* _PASAJE EXTRAÍDO_
Con los impresionantes avances en la tecnología y la precisión de los pronósticos en las últimas dos décadas, si otra tormenta de la ferocidad del huracán Andrew golpea al sur de la Florida algún día, la pérdida de vidas y de bienes podría ser peor.
Los expertos en huracanes emitieron esta sobrecogedora advertencia el martes, durante una discusión para conmemorar el 20 aniversario, el próximo mes, de Andrew, el último huracán de categoría 5 que ha azotado a Estados Unidos.
Las alertas públicas llegarían antes de los dos días que el sur de la Florida tuvo para luchar contra Andrew. El pronóstico de la trayectoria, perfeccionado por nuevos y sofisticados modelos informáticos y una serie de radares, satélites y sensores de alta tecnología, seguramente señalará el punto de entrada con más precisión (aunque el de Andrew no estuvo lejos de la realidad.)

* _CONSIGNA A_
Presente en forma de lista el párrafo del pasaje sobre el huracán Andrew que comienza con «Las alertas públicas llegarían», conservando sus datos principales.
* _CONSIGNA B_
Devuelva textualmente el fragmento del pasaje sobre el huracán Andrew comprendido entre «Los expertos en» y «de la realidad.)», ambos incluidos.
Las entradas constituyen un material independiente del pasaje.

* _ENTRADAS REGISTRADAS_
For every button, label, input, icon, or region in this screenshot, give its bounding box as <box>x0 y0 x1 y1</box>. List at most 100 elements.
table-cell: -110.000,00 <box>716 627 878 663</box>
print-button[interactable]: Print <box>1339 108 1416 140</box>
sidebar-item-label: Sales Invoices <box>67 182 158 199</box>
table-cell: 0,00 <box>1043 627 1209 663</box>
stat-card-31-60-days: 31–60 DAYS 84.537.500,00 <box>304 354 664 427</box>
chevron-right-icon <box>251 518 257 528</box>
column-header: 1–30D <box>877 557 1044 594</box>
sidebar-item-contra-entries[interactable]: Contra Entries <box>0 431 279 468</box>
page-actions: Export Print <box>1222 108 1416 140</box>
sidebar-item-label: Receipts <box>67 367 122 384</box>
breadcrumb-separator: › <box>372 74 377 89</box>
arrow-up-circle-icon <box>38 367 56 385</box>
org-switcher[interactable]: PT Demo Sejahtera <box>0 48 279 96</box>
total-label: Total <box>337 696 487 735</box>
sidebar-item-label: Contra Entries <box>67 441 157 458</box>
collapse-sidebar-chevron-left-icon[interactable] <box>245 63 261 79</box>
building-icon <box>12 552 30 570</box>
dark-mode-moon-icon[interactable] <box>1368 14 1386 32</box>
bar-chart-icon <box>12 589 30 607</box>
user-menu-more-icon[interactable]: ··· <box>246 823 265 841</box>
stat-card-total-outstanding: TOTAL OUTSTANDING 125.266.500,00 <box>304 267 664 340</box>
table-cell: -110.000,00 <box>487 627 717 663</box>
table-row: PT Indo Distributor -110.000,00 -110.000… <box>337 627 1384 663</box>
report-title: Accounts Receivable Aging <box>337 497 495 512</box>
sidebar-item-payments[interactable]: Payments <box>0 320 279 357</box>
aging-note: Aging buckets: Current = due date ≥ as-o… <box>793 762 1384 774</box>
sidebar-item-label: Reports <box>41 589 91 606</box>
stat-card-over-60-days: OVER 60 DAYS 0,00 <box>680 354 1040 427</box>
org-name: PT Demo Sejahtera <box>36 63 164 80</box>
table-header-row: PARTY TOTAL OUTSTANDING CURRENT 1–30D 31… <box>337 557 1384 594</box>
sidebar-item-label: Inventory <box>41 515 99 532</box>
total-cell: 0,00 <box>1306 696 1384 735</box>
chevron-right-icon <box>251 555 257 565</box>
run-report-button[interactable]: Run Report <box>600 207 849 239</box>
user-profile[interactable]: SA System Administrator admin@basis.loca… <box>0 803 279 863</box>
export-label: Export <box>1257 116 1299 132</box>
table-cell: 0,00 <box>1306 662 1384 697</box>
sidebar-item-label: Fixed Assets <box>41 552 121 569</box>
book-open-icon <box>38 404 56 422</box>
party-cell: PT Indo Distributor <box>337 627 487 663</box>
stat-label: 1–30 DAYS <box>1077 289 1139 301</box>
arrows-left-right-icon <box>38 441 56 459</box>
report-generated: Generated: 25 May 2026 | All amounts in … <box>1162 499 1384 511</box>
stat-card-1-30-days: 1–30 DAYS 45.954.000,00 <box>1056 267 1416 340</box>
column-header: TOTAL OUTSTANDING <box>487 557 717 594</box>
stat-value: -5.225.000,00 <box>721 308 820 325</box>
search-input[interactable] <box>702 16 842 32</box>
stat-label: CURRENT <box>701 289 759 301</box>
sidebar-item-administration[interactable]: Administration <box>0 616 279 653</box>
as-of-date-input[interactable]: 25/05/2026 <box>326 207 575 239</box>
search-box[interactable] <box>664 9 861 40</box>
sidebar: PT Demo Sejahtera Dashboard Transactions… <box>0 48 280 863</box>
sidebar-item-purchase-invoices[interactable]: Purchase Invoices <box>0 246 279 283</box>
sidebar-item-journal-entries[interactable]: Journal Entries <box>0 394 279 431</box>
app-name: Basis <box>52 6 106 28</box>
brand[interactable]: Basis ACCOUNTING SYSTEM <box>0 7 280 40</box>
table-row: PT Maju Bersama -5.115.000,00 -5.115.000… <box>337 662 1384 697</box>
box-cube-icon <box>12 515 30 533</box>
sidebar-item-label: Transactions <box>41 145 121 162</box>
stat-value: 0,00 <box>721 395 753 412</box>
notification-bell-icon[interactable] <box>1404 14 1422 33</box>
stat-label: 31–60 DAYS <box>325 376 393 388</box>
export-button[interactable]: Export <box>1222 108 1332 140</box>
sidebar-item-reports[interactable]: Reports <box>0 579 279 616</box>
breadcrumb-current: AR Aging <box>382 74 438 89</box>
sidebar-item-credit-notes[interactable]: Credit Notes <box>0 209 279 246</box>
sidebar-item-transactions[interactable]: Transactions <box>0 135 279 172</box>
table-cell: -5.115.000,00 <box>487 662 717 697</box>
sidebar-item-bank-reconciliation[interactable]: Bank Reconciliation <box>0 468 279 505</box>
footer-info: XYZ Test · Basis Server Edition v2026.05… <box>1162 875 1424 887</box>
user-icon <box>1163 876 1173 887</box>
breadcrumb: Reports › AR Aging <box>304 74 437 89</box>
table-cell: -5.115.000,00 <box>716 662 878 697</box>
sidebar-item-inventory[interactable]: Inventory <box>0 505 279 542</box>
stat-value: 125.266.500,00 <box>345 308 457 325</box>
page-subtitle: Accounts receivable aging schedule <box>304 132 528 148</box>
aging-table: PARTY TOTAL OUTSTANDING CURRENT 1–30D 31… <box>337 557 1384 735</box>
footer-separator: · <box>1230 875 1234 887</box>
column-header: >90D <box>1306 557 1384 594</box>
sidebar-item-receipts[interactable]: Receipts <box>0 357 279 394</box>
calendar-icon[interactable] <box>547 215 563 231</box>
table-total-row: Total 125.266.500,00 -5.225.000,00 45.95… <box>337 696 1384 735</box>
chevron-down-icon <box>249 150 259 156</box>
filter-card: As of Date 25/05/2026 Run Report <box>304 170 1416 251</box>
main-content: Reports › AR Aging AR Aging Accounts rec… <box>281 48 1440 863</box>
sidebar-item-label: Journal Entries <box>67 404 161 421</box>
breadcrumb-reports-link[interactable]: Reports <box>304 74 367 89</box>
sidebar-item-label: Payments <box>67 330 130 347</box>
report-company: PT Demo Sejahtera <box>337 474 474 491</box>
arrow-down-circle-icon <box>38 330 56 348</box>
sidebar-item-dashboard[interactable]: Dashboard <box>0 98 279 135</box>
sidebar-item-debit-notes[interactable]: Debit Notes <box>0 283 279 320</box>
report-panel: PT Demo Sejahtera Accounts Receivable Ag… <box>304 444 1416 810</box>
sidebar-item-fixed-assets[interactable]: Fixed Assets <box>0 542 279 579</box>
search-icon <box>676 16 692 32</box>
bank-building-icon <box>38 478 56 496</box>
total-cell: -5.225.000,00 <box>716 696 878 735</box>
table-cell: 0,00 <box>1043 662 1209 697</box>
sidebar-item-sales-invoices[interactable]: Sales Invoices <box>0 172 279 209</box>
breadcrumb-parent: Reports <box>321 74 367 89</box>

* _RESPUESTA A_
- Las alertas públicas se emitirían con más anticipación que los dos días de que dispuso el sur de la Florida para enfrentar a Andrew.
- El pronóstico de la trayectoria se ha perfeccionado con nuevos y sofisticados modelos informáticos y con radares, satélites y sensores de alta tecnología.
- Gracias a ello, el pronóstico señalaría con mayor precisión el punto de entrada.
- Aun así, el pronóstico del punto de entrada de Andrew no estuvo lejos de la realidad.

* _RESPUESTA B_
Los expertos en huracanes emitieron esta sobrecogedora advertencia el martes, durante una discusión para conmemorar el 20 aniversario, el próximo mes, de Andrew, el último huracán de categoría 5 que ha azotado a Estados Unidos.
Las alertas públicas llegarían antes de los dos días que el sur de la Florida tuvo para luchar contra Andrew. El pronóstico de la trayectoria, perfeccionado por nuevos y sofisticados modelos informáticos y una serie de radares, satélites y sensores de alta tecnología, seguramente señalará el punto de entrada con más precisión (aunque el de Andrew no estuvo lejos de la realidad.)